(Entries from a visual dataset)

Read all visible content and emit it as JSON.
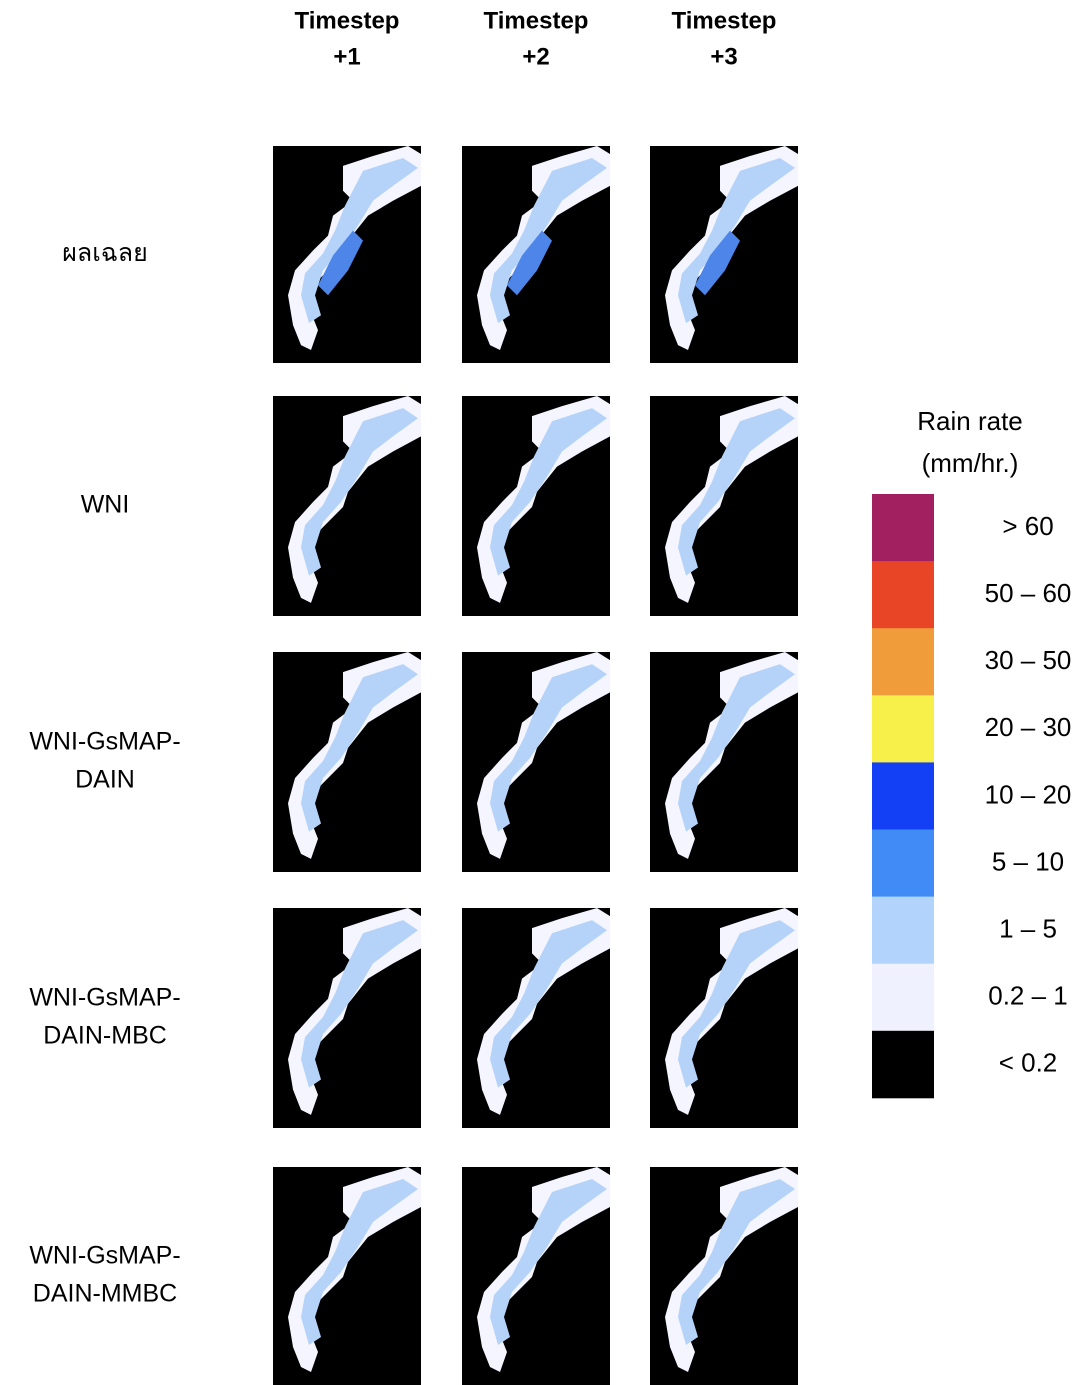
{
  "columns": [
    {
      "lines": [
        "Timestep",
        "+1"
      ]
    },
    {
      "lines": [
        "Timestep",
        "+2"
      ]
    },
    {
      "lines": [
        "Timestep",
        "+3"
      ]
    }
  ],
  "rows": [
    {
      "lines": [
        "ผลเฉลย"
      ]
    },
    {
      "lines": [
        "WNI"
      ]
    },
    {
      "lines": [
        "WNI-GsMAP-",
        "DAIN"
      ]
    },
    {
      "lines": [
        "WNI-GsMAP-",
        "DAIN-MBC"
      ]
    },
    {
      "lines": [
        "WNI-GsMAP-",
        "DAIN-MMBC"
      ]
    }
  ],
  "legend": {
    "title": [
      "Rain rate",
      "(mm/hr.)"
    ],
    "items": [
      {
        "label": "> 60",
        "color": "#a21f60"
      },
      {
        "label": "50 – 60",
        "color": "#e84426"
      },
      {
        "label": "30 – 50",
        "color": "#f09c3a"
      },
      {
        "label": "20 – 30",
        "color": "#f7f04a"
      },
      {
        "label": "10 – 20",
        "color": "#1440f5"
      },
      {
        "label": "5 – 10",
        "color": "#418bf6"
      },
      {
        "label": "1 – 5",
        "color": "#b1d3fc"
      },
      {
        "label": "0.2 – 1",
        "color": "#f0f1fe"
      },
      {
        "label": "< 0.2",
        "color": "#000000"
      }
    ]
  }
}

_Prompt:_
Without the pictures, copy the material exactly as given.

_Solution to this task:_
Read all visible content and emit it as JSON.
{
  "columns": [
    {
      "lines": [
        "Timestep",
        "+1"
      ]
    },
    {
      "lines": [
        "Timestep",
        "+2"
      ]
    },
    {
      "lines": [
        "Timestep",
        "+3"
      ]
    }
  ],
  "rows": [
    {
      "lines": [
        "ผลเฉลย"
      ]
    },
    {
      "lines": [
        "WNI"
      ]
    },
    {
      "lines": [
        "WNI-GsMAP-",
        "DAIN"
      ]
    },
    {
      "lines": [
        "WNI-GsMAP-",
        "DAIN-MBC"
      ]
    },
    {
      "lines": [
        "WNI-GsMAP-",
        "DAIN-MMBC"
      ]
    }
  ],
  "legend": {
    "title": [
      "Rain rate",
      "(mm/hr.)"
    ],
    "items": [
      {
        "label": "> 60",
        "color": "#a21f60"
      },
      {
        "label": "50 – 60",
        "color": "#e84426"
      },
      {
        "label": "30 – 50",
        "color": "#f09c3a"
      },
      {
        "label": "20 – 30",
        "color": "#f7f04a"
      },
      {
        "label": "10 – 20",
        "color": "#1440f5"
      },
      {
        "label": "5 – 10",
        "color": "#418bf6"
      },
      {
        "label": "1 – 5",
        "color": "#b1d3fc"
      },
      {
        "label": "0.2 – 1",
        "color": "#f0f1fe"
      },
      {
        "label": "< 0.2",
        "color": "#000000"
      }
    ]
  }
}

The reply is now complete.